Dataset entries
━━━━

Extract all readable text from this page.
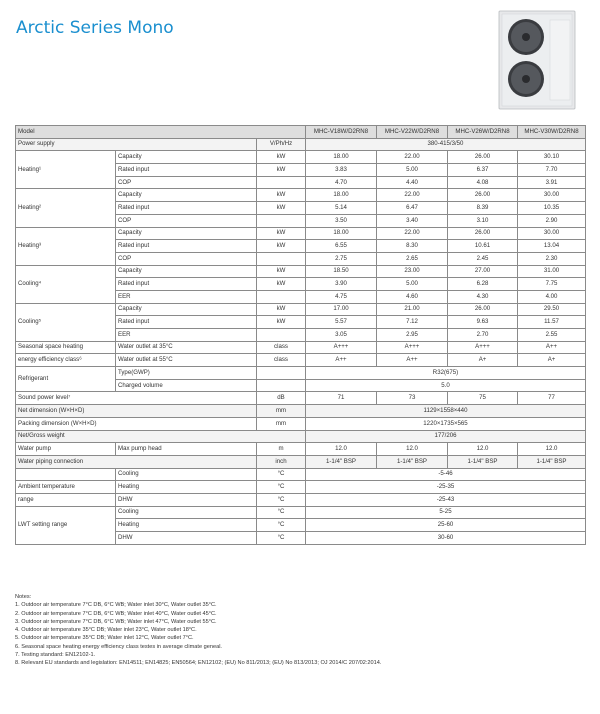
Arctic Series Mono
Model			MHC-V18W/D2RN8	MHC-V22W/D2RN8	MHC-V26W/D2RN8	MHC-V30W/D2RN8
Power supply		V/Ph/Hz	380-415/3/50			
Heating¹	Capacity	kW	18.00	22.00	26.00	30.10
	Rated input	kW	3.83	5.00	6.37	7.70
	COP		4.70	4.40	4.08	3.91
Heating²	Capacity	kW	18.00	22.00	26.00	30.00
	Rated input	kW	5.14	6.47	8.39	10.35
	COP		3.50	3.40	3.10	2.90
Heating³	Capacity	kW	18.00	22.00	26.00	30.00
	Rated input	kW	6.55	8.30	10.61	13.04
	COP		2.75	2.65	2.45	2.30
Cooling⁴	Capacity	kW	18.50	23.00	27.00	31.00
	Rated input	kW	3.90	5.00	6.28	7.75
	EER		4.75	4.60	4.30	4.00
Cooling⁵	Capacity	kW	17.00	21.00	26.00	29.50
	Rated input	kW	5.57	7.12	9.63	11.57
	EER		3.05	2.95	2.70	2.55
Seasonal space heating	Water outlet at 35°C	class	A+++	A+++	A+++	A++
energy efficiency class⁶	Water outlet at 55°C	class	A++	A++	A+	A+
Refrigerant	Type(GWP)		R32(675)			
	Charged volume		5.0			
Sound power level⁷		dB	71	73	75	77
Net dimension (W×H×D)		mm	1129×1558×440			
Packing dimension (W×H×D)		mm	1220×1735×565			
Net/Gross weight			177/206			
Water pump	Max pump head	m	12.0	12.0	12.0	12.0
Water piping connection		inch	1-1/4" BSP	1-1/4" BSP	1-1/4" BSP	1-1/4" BSP
	Cooling	°C	-5-46			
Ambient temperature	Heating	°C	-25-35			
range	DHW	°C	-25-43			
LWT setting range	Cooling	°C	5-25			
	Heating	°C	25-60			
	DHW	°C	30-60			
Notes:
1. Outdoor air temperature 7°C DB, 6°C WB; Water inlet 30°C, Water outlet 35°C.
2. Outdoor air temperature 7°C DB, 6°C WB; Water inlet 40°C, Water outlet 45°C.
3. Outdoor air temperature 7°C DB, 6°C WB; Water inlet 47°C, Water outlet 55°C.
4. Outdoor air temperature 35°C DB; Water inlet 23°C, Water outlet 18°C.
5. Outdoor air temperature 35°C DB; Water inlet 12°C, Water outlet 7°C.
6. Seasonal space heating energy efficiency class testes in average climate geneal.
7. Testing standard: EN12102-1.
8. Relevant EU standards and legislation: EN14511; EN14825; EN50564; EN12102; (EU) No 811/2013; (EU) No 813/2013; OJ 2014/C 207/02:2014.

━━━━

__Job__: Among the lines of the data, identify those with the word "space". Copy each of them.

__Task answer__:
Seasonal space heating	Water outlet at 35°C	class	A+++	A+++	A+++	A++
6. Seasonal space heating energy efficiency class testes in average climate geneal.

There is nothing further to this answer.